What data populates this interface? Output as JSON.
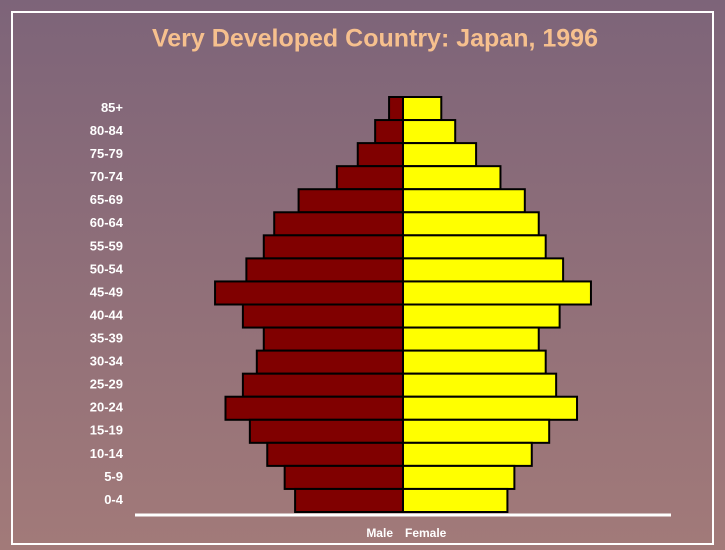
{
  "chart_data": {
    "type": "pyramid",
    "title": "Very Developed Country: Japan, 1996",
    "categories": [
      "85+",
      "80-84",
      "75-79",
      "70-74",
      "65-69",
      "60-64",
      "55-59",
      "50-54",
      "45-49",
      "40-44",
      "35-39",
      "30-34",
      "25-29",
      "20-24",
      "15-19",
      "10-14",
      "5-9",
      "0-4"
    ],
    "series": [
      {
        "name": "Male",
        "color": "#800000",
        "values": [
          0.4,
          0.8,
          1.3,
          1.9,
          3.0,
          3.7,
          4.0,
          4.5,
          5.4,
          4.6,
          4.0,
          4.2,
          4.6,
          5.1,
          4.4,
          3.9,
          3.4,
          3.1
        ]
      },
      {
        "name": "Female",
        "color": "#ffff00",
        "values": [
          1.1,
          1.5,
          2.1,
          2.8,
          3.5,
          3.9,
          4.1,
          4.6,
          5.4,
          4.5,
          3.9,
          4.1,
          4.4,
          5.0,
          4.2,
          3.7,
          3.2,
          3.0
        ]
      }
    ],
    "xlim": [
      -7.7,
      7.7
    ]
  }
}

---

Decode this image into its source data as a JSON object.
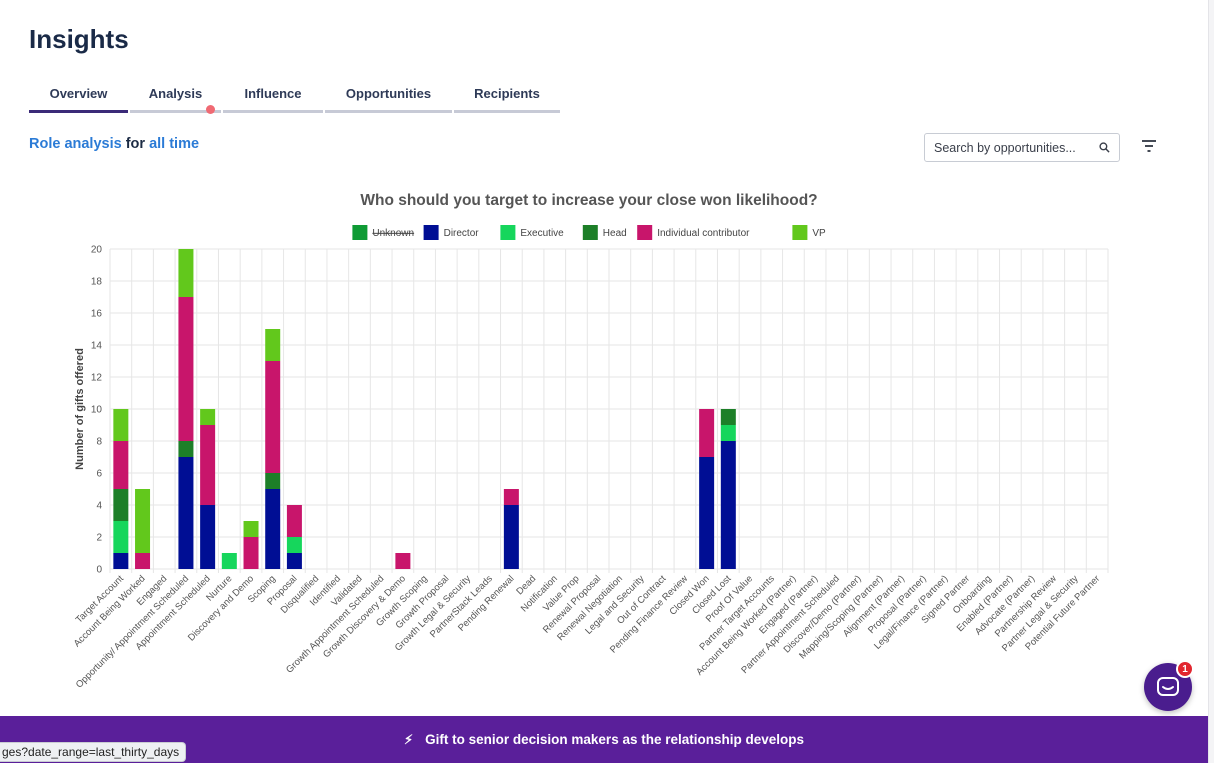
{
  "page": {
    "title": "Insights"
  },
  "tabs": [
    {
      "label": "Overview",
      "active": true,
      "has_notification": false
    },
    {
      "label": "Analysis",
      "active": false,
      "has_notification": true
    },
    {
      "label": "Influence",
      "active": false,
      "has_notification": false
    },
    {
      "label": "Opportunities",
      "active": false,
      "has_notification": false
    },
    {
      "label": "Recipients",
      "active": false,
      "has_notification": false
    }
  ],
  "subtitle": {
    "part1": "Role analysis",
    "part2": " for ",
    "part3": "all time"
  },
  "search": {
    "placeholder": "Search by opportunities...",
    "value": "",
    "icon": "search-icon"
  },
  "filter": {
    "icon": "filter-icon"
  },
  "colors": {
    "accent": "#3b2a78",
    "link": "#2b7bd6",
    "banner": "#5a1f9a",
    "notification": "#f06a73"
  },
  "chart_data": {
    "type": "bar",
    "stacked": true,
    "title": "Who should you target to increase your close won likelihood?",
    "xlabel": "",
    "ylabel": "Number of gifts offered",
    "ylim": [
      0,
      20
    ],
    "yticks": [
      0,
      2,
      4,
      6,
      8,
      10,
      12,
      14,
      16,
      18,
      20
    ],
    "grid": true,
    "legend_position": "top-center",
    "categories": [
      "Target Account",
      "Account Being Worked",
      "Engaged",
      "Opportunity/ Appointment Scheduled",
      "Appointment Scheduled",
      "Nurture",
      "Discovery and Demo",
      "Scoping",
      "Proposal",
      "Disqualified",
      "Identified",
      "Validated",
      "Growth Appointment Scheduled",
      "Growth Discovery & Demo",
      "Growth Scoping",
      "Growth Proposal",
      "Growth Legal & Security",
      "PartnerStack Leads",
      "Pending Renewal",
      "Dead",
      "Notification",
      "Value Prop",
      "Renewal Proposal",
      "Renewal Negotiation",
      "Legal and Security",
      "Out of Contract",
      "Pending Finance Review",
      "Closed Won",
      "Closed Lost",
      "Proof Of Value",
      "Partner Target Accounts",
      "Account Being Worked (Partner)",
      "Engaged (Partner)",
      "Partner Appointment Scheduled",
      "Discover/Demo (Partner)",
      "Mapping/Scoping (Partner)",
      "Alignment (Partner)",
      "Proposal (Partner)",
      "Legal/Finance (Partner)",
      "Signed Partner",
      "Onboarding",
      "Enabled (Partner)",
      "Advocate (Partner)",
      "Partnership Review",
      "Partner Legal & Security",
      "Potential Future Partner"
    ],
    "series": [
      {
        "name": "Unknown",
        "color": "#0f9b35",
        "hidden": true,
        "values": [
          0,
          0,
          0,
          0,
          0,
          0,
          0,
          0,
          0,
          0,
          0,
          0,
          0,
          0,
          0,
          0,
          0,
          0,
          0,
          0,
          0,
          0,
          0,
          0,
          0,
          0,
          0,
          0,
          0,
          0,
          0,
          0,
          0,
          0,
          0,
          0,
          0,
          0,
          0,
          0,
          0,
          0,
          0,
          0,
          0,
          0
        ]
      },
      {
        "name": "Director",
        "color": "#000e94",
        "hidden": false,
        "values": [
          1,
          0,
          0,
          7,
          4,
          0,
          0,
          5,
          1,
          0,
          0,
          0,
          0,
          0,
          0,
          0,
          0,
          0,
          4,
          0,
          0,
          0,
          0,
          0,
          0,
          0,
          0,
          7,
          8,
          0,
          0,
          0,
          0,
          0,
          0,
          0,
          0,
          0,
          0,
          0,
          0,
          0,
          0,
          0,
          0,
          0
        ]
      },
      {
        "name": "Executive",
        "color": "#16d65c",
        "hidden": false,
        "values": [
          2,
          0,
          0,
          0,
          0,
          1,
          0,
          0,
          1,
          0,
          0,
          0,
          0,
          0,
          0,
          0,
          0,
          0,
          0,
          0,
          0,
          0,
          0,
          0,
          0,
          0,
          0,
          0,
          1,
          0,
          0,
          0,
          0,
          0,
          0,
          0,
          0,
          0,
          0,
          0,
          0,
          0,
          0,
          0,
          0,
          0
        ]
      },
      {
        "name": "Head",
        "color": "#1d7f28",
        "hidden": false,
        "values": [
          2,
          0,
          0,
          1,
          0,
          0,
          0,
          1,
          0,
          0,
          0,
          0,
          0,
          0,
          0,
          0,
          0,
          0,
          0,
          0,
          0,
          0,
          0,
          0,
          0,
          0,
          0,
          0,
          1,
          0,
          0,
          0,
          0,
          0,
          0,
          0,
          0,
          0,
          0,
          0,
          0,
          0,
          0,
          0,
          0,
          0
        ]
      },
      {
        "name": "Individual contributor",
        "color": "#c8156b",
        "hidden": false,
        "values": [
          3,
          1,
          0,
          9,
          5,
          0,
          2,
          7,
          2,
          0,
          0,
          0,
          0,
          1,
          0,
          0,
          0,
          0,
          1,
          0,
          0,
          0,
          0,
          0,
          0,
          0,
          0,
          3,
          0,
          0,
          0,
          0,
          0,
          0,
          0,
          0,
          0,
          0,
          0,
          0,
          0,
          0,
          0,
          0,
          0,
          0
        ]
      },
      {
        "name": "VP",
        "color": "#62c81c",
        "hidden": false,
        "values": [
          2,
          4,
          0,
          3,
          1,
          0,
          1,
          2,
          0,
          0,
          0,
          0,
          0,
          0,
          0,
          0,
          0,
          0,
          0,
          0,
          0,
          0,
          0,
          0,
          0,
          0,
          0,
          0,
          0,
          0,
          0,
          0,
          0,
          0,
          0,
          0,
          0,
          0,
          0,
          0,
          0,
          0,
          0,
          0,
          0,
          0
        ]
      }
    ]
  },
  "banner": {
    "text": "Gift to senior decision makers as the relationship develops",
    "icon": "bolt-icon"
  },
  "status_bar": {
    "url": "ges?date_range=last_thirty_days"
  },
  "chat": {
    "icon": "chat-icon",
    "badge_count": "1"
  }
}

- [PROBLEM]: Of the lines above, how many hold the string "Demo"? Answer with only the number.

- [TASK ANSWER]: 3